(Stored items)
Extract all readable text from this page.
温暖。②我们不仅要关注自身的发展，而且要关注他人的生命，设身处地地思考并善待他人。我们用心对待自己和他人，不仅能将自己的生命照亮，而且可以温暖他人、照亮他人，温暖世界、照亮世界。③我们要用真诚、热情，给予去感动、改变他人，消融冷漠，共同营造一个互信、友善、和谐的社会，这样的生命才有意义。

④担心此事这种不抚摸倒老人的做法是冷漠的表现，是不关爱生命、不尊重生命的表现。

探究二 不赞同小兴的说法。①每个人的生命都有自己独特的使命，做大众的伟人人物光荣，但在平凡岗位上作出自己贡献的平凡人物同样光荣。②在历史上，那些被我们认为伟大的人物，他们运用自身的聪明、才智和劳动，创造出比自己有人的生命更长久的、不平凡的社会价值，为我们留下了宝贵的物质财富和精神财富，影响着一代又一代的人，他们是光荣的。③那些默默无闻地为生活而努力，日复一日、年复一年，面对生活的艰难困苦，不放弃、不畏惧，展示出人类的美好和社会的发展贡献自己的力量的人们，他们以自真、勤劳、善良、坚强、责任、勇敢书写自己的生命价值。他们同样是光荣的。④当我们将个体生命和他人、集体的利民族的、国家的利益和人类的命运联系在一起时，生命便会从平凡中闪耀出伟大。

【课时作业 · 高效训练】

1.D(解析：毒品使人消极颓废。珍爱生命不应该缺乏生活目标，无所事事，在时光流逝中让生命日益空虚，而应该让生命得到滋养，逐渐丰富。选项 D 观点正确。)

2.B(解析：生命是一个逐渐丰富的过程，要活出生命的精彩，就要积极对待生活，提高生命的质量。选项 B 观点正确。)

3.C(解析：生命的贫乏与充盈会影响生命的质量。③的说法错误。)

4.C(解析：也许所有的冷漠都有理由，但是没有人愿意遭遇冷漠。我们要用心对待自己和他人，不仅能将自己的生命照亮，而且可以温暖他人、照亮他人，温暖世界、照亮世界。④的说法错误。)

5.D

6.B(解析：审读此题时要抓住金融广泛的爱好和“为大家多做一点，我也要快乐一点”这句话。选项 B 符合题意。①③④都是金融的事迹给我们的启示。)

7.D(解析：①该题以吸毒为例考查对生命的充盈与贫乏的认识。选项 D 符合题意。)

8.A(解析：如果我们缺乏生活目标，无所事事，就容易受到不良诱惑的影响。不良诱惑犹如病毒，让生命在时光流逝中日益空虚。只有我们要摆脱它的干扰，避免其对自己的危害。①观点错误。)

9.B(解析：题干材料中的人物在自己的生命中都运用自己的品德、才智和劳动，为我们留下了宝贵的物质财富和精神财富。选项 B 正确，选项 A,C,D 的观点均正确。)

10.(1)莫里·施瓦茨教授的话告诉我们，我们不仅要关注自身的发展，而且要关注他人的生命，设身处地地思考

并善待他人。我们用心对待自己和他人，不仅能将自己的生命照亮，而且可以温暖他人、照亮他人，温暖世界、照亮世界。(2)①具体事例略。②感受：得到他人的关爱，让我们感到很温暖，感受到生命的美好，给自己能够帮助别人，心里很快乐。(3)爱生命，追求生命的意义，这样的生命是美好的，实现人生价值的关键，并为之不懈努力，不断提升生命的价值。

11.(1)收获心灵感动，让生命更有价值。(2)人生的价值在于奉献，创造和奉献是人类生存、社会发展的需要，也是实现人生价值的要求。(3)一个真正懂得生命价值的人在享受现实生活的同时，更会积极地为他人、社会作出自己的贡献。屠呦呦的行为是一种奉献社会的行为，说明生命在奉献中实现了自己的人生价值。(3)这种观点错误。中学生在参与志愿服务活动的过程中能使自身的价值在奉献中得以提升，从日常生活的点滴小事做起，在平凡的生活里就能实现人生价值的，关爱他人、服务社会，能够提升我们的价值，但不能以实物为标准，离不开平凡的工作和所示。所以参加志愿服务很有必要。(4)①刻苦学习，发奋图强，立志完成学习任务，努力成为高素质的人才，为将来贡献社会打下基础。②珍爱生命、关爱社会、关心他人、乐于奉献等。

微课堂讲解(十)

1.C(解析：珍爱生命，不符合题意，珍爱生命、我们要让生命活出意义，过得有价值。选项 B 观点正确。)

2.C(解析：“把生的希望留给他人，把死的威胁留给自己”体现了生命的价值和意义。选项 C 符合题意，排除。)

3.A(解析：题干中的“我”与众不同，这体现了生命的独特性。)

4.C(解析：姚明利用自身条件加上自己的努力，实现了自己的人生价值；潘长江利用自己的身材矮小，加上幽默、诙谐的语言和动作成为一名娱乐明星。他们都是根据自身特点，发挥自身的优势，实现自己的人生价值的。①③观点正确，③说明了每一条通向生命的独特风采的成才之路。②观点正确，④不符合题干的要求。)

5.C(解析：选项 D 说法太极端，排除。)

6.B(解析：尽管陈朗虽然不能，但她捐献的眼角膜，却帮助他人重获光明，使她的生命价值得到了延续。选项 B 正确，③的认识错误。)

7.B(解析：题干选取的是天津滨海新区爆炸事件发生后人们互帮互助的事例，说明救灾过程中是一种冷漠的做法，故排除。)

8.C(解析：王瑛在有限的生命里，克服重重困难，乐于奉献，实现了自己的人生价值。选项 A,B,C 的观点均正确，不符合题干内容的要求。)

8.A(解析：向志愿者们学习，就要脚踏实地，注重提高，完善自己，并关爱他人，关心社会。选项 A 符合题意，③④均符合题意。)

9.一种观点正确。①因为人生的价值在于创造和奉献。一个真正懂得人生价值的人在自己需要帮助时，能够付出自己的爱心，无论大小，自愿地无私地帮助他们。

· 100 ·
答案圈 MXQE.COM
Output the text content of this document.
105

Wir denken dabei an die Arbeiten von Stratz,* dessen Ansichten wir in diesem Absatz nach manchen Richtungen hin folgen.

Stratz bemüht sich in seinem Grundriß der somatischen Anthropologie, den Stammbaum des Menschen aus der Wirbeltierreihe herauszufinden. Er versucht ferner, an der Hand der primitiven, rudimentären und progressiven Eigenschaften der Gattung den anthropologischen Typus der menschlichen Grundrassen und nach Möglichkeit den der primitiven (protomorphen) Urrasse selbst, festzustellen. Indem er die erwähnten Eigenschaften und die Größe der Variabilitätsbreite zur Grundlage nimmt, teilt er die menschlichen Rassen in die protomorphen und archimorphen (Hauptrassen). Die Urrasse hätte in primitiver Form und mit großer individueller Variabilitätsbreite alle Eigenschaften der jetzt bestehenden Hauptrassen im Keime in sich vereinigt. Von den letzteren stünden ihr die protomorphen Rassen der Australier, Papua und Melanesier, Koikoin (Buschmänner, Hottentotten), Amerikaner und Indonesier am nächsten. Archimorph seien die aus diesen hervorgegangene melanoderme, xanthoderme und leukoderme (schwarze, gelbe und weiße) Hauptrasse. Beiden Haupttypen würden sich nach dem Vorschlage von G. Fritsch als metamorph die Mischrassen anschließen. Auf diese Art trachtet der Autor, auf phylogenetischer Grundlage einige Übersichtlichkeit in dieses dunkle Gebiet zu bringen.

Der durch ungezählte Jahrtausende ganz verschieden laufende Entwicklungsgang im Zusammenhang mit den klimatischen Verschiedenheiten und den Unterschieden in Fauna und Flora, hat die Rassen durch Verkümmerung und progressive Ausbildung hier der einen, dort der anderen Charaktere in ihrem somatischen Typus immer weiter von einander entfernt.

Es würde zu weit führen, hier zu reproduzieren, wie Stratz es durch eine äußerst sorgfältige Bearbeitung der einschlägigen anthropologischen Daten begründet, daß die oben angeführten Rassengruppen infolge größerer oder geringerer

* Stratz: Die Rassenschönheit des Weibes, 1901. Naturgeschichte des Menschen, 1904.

# Directions:
Write out the entries in full, exactly as given.

# Answer to the problem:
Extract all readable text from this page.
温暖。②我们不仅要关注自身的发展，而且要关注他人的生命，设身处地地思考并善待他人。我们用心对待自己和他人，不仅能将自己的生命照亮，而且可以温暖他人、照亮他人，温暖世界、照亮世界。③我们要用真诚、热情，给予去感动、改变他人，消融冷漠，共同营造一个互信、友善、和谐的社会，这样的生命才有意义。

④担心此事这种不抚摸倒老人的做法是冷漠的表现，是不关爱生命、不尊重生命的表现。

探究二 不赞同小兴的说法。①每个人的生命都有自己独特的使命，做大众的伟人人物光荣，但在平凡岗位上作出自己贡献的平凡人物同样光荣。②在历史上，那些被我们认为伟大的人物，他们运用自身的聪明、才智和劳动，创造出比自己有人的生命更长久的、不平凡的社会价值，为我们留下了宝贵的物质财富和精神财富，影响着一代又一代的人，他们是光荣的。③那些默默无闻地为生活而努力，日复一日、年复一年，面对生活的艰难困苦，不放弃、不畏惧，展示出人类的美好和社会的发展贡献自己的力量的人们，他们以自真、勤劳、善良、坚强、责任、勇敢书写自己的生命价值。他们同样是光荣的。④当我们将个体生命和他人、集体的利民族的、国家的利益和人类的命运联系在一起时，生命便会从平凡中闪耀出伟大。

【课时作业 · 高效训练】

1.D(解析：毒品使人消极颓废。珍爱生命不应该缺乏生活目标，无所事事，在时光流逝中让生命日益空虚，而应该让生命得到滋养，逐渐丰富。选项 D 观点正确。)

2.B(解析：生命是一个逐渐丰富的过程，要活出生命的精彩，就要积极对待生活，提高生命的质量。选项 B 观点正确。)

3.C(解析：生命的贫乏与充盈会影响生命的质量。③的说法错误。)

4.C(解析：也许所有的冷漠都有理由，但是没有人愿意遭遇冷漠。我们要用心对待自己和他人，不仅能将自己的生命照亮，而且可以温暖他人、照亮他人，温暖世界、照亮世界。④的说法错误。)

5.D

6.B(解析：审读此题时要抓住金融广泛的爱好和“为大家多做一点，我也要快乐一点”这句话。选项 B 符合题意。①③④都是金融的事迹给我们的启示。)

7.D(解析：①该题以吸毒为例考查对生命的充盈与贫乏的认识。选项 D 符合题意。)

8.A(解析：如果我们缺乏生活目标，无所事事，就容易受到不良诱惑的影响。不良诱惑犹如病毒，让生命在时光流逝中日益空虚。只有我们要摆脱它的干扰，避免其对自己的危害。①观点错误。)

9.B(解析：题干材料中的人物在自己的生命中都运用自己的品德、才智和劳动，为我们留下了宝贵的物质财富和精神财富。选项 B 正确，选项 A,C,D 的观点均正确。)

10.(1)莫里·施瓦茨教授的话告诉我们，我们不仅要关注自身的发展，而且要关注他人的生命，设身处地地思考

并善待他人。我们用心对待自己和他人，不仅能将自己的生命照亮，而且可以温暖他人、照亮他人，温暖世界、照亮世界。(2)①具体事例略。②感受：得到他人的关爱，让我们感到很温暖，感受到生命的美好，给自己能够帮助别人，心里很快乐。(3)爱生命，追求生命的意义，这样的生命是美好的，实现人生价值的关键，并为之不懈努力，不断提升生命的价值。

11.(1)收获心灵感动，让生命更有价值。(2)人生的价值在于奉献，创造和奉献是人类生存、社会发展的需要，也是实现人生价值的要求。(3)一个真正懂得生命价值的人在享受现实生活的同时，更会积极地为他人、社会作出自己的贡献。屠呦呦的行为是一种奉献社会的行为，说明生命在奉献中实现了自己的人生价值。(3)这种观点错误。中学生在参与志愿服务活动的过程中能使自身的价值在奉献中得以提升，从日常生活的点滴小事做起，在平凡的生活里就能实现人生价值的，关爱他人、服务社会，能够提升我们的价值，但不能以实物为标准，离不开平凡的工作和所示。所以参加志愿服务很有必要。(4)①刻苦学习，发奋图强，立志完成学习任务，努力成为高素质的人才，为将来贡献社会打下基础。②珍爱生命、关爱社会、关心他人、乐于奉献等。

微课堂讲解(十)

1.C(解析：珍爱生命，不符合题意，珍爱生命、我们要让生命活出意义，过得有价值。选项 B 观点正确。)

2.C(解析：“把生的希望留给他人，把死的威胁留给自己”体现了生命的价值和意义。选项 C 符合题意，排除。)

3.A(解析：题干中的“我”与众不同，这体现了生命的独特性。)

4.C(解析：姚明利用自身条件加上自己的努力，实现了自己的人生价值；潘长江利用自己的身材矮小，加上幽默、诙谐的语言和动作成为一名娱乐明星。他们都是根据自身特点，发挥自身的优势，实现自己的人生价值的。①③观点正确，③说明了每一条通向生命的独特风采的成才之路。②观点正确，④不符合题干的要求。)

5.C(解析：选项 D 说法太极端，排除。)

6.B(解析：尽管陈朗虽然不能，但她捐献的眼角膜，却帮助他人重获光明，使她的生命价值得到了延续。选项 B 正确，③的认识错误。)

7.B(解析：题干选取的是天津滨海新区爆炸事件发生后人们互帮互助的事例，说明救灾过程中是一种冷漠的做法，故排除。)

8.C(解析：王瑛在有限的生命里，克服重重困难，乐于奉献，实现了自己的人生价值。选项 A,B,C 的观点均正确，不符合题干内容的要求。)

8.A(解析：向志愿者们学习，就要脚踏实地，注重提高，完善自己，并关爱他人，关心社会。选项 A 符合题意，③④均符合题意。)

9.一种观点正确。①因为人生的价值在于创造和奉献。一个真正懂得人生价值的人在自己需要帮助时，能够付出自己的爱心，无论大小，自愿地无私地帮助他们。

· 100 ·
答案圈 MXQE.COM
Output the text content of this document.
105

Wir denken dabei an die Arbeiten von Stratz,* dessen Ansichten wir in diesem Absatz nach manchen Richtungen hin folgen.

Stratz bemüht sich in seinem Grundriß der somatischen Anthropologie, den Stammbaum des Menschen aus der Wirbeltierreihe herauszufinden. Er versucht ferner, an der Hand der primitiven, rudimentären und progressiven Eigenschaften der Gattung den anthropologischen Typus der menschlichen Grundrassen und nach Möglichkeit den der primitiven (protomorphen) Urrasse selbst, festzustellen. Indem er die erwähnten Eigenschaften und die Größe der Variabilitätsbreite zur Grundlage nimmt, teilt er die menschlichen Rassen in die protomorphen und archimorphen (Hauptrassen). Die Urrasse hätte in primitiver Form und mit großer individueller Variabilitätsbreite alle Eigenschaften der jetzt bestehenden Hauptrassen im Keime in sich vereinigt. Von den letzteren stünden ihr die protomorphen Rassen der Australier, Papua und Melanesier, Koikoin (Buschmänner, Hottentotten), Amerikaner und Indonesier am nächsten. Archimorph seien die aus diesen hervorgegangene melanoderme, xanthoderme und leukoderme (schwarze, gelbe und weiße) Hauptrasse. Beiden Haupttypen würden sich nach dem Vorschlage von G. Fritsch als metamorph die Mischrassen anschließen. Auf diese Art trachtet der Autor, auf phylogenetischer Grundlage einige Übersichtlichkeit in dieses dunkle Gebiet zu bringen.

Der durch ungezählte Jahrtausende ganz verschieden laufende Entwicklungsgang im Zusammenhang mit den klimatischen Verschiedenheiten und den Unterschieden in Fauna und Flora, hat die Rassen durch Verkümmerung und progressive Ausbildung hier der einen, dort der anderen Charaktere in ihrem somatischen Typus immer weiter von einander entfernt.

Es würde zu weit führen, hier zu reproduzieren, wie Stratz es durch eine äußerst sorgfältige Bearbeitung der einschlägigen anthropologischen Daten begründet, daß die oben angeführten Rassengruppen infolge größerer oder geringerer

* Stratz: Die Rassenschönheit des Weibes, 1901. Naturgeschichte des Menschen, 1904.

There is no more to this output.